··· Dataset rows ···

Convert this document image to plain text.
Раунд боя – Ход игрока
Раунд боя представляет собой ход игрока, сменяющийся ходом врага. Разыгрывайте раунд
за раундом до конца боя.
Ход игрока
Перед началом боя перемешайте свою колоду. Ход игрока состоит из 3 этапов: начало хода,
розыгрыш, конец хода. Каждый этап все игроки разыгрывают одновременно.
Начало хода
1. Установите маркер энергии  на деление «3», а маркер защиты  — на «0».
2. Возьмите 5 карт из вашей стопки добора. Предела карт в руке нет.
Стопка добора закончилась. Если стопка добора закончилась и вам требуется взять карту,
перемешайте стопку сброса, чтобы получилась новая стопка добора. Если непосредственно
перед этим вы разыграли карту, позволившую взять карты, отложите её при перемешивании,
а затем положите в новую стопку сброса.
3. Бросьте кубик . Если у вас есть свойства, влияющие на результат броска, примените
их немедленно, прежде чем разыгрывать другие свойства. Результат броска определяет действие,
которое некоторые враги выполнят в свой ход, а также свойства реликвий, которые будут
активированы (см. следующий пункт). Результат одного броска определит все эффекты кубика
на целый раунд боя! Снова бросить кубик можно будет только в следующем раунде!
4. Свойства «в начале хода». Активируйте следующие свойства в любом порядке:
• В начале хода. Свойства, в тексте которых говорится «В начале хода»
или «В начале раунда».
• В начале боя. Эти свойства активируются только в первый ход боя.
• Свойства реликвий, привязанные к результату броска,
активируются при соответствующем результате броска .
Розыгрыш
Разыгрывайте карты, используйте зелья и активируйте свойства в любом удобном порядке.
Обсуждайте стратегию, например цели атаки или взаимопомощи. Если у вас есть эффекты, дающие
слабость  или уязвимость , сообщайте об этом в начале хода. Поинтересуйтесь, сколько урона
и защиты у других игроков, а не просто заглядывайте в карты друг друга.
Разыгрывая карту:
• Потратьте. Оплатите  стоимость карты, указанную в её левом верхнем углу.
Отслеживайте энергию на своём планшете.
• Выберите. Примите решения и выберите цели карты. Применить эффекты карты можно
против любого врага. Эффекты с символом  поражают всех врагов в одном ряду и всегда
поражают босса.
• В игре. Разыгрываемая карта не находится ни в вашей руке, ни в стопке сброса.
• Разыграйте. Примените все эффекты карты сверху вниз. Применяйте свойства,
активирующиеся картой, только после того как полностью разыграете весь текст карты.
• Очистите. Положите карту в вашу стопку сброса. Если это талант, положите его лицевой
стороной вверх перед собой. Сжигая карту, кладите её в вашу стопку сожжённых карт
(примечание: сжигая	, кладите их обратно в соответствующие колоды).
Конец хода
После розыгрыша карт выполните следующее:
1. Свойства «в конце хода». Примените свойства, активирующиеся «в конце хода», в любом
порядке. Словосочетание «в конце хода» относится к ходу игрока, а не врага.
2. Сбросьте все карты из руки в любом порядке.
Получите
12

···

> _What the exercise asks_: Provide all the records again, word for word.

> _Answer_:
Convert this document image to plain text.
Раунд боя – Ход игрока
Раунд боя представляет собой ход игрока, сменяющийся ходом врага. Разыгрывайте раунд
за раундом до конца боя.
Ход игрока
Перед началом боя перемешайте свою колоду. Ход игрока состоит из 3 этапов: начало хода,
розыгрыш, конец хода. Каждый этап все игроки разыгрывают одновременно.
Начало хода
1. Установите маркер энергии  на деление «3», а маркер защиты  — на «0».
2. Возьмите 5 карт из вашей стопки добора. Предела карт в руке нет.
Стопка добора закончилась. Если стопка добора закончилась и вам требуется взять карту,
перемешайте стопку сброса, чтобы получилась новая стопка добора. Если непосредственно
перед этим вы разыграли карту, позволившую взять карты, отложите её при перемешивании,
а затем положите в новую стопку сброса.
3. Бросьте кубик . Если у вас есть свойства, влияющие на результат броска, примените
их немедленно, прежде чем разыгрывать другие свойства. Результат броска определяет действие,
которое некоторые враги выполнят в свой ход, а также свойства реликвий, которые будут
активированы (см. следующий пункт). Результат одного броска определит все эффекты кубика
на целый раунд боя! Снова бросить кубик можно будет только в следующем раунде!
4. Свойства «в начале хода». Активируйте следующие свойства в любом порядке:
• В начале хода. Свойства, в тексте которых говорится «В начале хода»
или «В начале раунда».
• В начале боя. Эти свойства активируются только в первый ход боя.
• Свойства реликвий, привязанные к результату броска,
активируются при соответствующем результате броска .
Розыгрыш
Разыгрывайте карты, используйте зелья и активируйте свойства в любом удобном порядке.
Обсуждайте стратегию, например цели атаки или взаимопомощи. Если у вас есть эффекты, дающие
слабость  или уязвимость , сообщайте об этом в начале хода. Поинтересуйтесь, сколько урона
и защиты у других игроков, а не просто заглядывайте в карты друг друга.
Разыгрывая карту:
• Потратьте. Оплатите  стоимость карты, указанную в её левом верхнем углу.
Отслеживайте энергию на своём планшете.
• Выберите. Примите решения и выберите цели карты. Применить эффекты карты можно
против любого врага. Эффекты с символом  поражают всех врагов в одном ряду и всегда
поражают босса.
• В игре. Разыгрываемая карта не находится ни в вашей руке, ни в стопке сброса.
• Разыграйте. Примените все эффекты карты сверху вниз. Применяйте свойства,
активирующиеся картой, только после того как полностью разыграете весь текст карты.
• Очистите. Положите карту в вашу стопку сброса. Если это талант, положите его лицевой
стороной вверх перед собой. Сжигая карту, кладите её в вашу стопку сожжённых карт
(примечание: сжигая	, кладите их обратно в соответствующие колоды).
Конец хода
После розыгрыша карт выполните следующее:
1. Свойства «в конце хода». Примените свойства, активирующиеся «в конце хода», в любом
порядке. Словосочетание «в конце хода» относится к ходу игрока, а не врага.
2. Сбросьте все карты из руки в любом порядке.
Получите
12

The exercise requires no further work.